### INSTRUCTION
Go through the material and tally the lines containing the string "treatment". Give the total alone.

=== RECORDS FOR THE EXERCISE ===

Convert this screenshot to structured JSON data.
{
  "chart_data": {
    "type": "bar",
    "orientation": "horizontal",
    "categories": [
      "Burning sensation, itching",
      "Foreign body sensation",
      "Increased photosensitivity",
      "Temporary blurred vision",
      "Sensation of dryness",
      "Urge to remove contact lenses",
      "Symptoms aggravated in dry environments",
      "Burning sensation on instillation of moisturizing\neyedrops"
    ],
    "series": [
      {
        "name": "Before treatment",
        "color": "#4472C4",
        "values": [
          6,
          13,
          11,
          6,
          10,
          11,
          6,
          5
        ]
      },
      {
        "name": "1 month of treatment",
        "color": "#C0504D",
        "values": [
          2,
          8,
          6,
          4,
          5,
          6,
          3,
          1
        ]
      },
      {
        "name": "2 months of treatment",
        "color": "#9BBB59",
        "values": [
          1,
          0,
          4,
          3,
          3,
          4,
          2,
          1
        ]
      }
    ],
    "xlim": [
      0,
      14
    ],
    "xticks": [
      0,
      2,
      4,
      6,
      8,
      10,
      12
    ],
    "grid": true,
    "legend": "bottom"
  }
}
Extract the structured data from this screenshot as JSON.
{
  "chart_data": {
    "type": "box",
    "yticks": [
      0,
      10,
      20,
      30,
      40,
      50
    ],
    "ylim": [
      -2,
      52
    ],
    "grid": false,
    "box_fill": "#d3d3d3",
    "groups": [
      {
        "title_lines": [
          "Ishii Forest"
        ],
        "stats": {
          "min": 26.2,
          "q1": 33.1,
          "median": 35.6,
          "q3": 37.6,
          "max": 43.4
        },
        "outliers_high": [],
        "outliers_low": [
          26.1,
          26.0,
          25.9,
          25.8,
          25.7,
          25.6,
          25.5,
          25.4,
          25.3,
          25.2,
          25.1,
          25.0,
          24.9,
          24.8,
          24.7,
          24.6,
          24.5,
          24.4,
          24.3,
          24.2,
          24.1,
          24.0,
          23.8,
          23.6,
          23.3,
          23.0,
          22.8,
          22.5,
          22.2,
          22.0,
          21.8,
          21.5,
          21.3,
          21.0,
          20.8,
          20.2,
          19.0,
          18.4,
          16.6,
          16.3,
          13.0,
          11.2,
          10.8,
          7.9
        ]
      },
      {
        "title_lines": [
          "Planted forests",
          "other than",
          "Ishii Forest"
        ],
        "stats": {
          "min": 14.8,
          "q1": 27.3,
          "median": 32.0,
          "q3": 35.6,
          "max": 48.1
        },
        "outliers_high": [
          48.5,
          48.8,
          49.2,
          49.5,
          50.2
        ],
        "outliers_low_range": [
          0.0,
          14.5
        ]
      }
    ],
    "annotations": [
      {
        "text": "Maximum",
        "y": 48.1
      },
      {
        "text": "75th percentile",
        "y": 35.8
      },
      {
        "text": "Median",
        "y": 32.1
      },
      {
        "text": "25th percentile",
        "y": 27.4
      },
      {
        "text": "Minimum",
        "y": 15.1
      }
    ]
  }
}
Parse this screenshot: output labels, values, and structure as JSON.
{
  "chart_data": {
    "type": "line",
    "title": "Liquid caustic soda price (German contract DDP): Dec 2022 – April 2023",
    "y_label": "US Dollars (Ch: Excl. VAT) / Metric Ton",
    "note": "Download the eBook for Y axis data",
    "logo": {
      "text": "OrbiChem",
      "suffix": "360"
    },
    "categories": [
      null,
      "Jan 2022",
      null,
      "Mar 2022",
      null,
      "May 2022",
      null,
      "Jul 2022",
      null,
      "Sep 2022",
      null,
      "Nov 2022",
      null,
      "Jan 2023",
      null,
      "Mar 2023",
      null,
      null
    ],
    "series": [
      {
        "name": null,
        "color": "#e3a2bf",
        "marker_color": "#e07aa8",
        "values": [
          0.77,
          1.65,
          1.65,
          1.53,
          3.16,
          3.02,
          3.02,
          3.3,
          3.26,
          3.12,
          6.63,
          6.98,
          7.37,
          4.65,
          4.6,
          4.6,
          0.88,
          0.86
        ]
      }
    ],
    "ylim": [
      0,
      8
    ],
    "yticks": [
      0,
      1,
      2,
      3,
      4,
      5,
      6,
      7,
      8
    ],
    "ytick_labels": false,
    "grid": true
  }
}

===

### RESPONSE TO THIS EXERCISE
3